— Begin Extract —
# An American living abroad.



## Victoria Bonadonna (May 1, 2020)

Fraternal greetings to All,

My name is Victoria and I am a new member.  I live in Rome, Italy and my obedience is S.O.M.I. and my birth lodge is Athanor.  https://www.somi-massoneria.eu/.   I am very pleased to be connect with all of you.


----------



## JanneProeliator (May 1, 2020)

WElcome to the board.

is SOMI comasonry? Under Ledroit HUmain or something different?


----------



## Chaz (May 1, 2020)

Greetings and welcome to the forum!


----------



## Warrior1256 (May 1, 2020)

Greetings and welcome to the forum.


----------



## Scoops (May 2, 2020)

Welcome and hearty greetings from Chester, UK

Sent from my EML-L09 using Tapatalk


----------



## YHWH (May 2, 2020)

Ciao, benvenuta


----------



## TonyT2020 (May 10, 2020)

Victoria Bonadonna said:


> Fraternal greetings to All,
> 
> My name is Victoria and I am a new member.  I live in Rome, Italy and my obedience is S.O.M.I. and my birth lodge is Athanor.  https://www.somi-massoneria.eu/.   I am very pleased to be connect with all of you.


Welcome, hope that you are safe and enjoying the travel. I am from the USA too but live in Germany and go to Lodge in the Netherlands.


----------



## Victoria Bonadonna (May 12, 2020)

I am from Kansas city, but I can't go anywhere right now! My flight home was cancelled! Hope you are well in Germany! Things seem to be going back to normal there.


----------
— End Extract —
— Begin Entries —
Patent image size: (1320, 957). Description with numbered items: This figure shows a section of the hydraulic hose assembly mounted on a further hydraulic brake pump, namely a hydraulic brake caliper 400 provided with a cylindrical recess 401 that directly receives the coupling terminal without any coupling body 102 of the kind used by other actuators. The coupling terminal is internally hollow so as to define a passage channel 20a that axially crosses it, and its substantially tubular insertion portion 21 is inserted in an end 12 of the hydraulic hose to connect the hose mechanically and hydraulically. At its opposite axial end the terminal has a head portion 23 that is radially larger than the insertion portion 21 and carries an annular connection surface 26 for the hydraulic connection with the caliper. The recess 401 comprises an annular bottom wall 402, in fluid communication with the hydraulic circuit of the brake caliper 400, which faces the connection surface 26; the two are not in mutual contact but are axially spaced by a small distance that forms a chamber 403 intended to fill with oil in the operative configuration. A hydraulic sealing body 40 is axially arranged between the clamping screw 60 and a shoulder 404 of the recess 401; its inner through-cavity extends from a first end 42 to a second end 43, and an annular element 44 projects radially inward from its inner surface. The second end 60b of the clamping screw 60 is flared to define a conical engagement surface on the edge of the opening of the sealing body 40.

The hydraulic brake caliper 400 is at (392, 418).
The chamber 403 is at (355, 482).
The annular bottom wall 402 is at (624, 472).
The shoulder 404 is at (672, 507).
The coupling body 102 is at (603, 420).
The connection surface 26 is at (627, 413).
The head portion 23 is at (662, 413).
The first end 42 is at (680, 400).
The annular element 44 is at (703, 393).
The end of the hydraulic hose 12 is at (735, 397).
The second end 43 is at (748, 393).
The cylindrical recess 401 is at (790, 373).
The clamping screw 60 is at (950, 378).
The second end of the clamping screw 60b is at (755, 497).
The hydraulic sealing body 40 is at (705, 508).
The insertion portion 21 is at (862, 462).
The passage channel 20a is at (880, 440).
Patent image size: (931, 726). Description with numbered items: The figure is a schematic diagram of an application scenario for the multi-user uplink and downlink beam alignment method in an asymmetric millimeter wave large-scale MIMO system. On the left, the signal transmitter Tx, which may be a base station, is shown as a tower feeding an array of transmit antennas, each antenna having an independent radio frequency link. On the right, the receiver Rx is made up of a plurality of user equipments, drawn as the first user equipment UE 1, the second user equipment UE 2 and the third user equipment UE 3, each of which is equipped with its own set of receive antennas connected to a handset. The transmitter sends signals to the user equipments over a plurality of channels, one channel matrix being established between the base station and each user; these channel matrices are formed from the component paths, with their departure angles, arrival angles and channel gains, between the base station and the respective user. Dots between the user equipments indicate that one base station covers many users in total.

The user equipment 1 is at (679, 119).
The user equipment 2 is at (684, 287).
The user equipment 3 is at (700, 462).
— End Entries —
• **Set task**:
Could you rewrite the forum thread starting at "## Victoria Bonadonna (May 12, 2020)" and ending at "to normal there.", replacing "Germany" with "Austria"? The records come from a separate source, not from the forum thread.

• **Solution**:
## Victoria Bonadonna (May 12, 2020)

I am from Kansas city, but I can't go anywhere right now! My flight home was cancelled! Hope you are well in Austria! Things seem to be going back to normal there.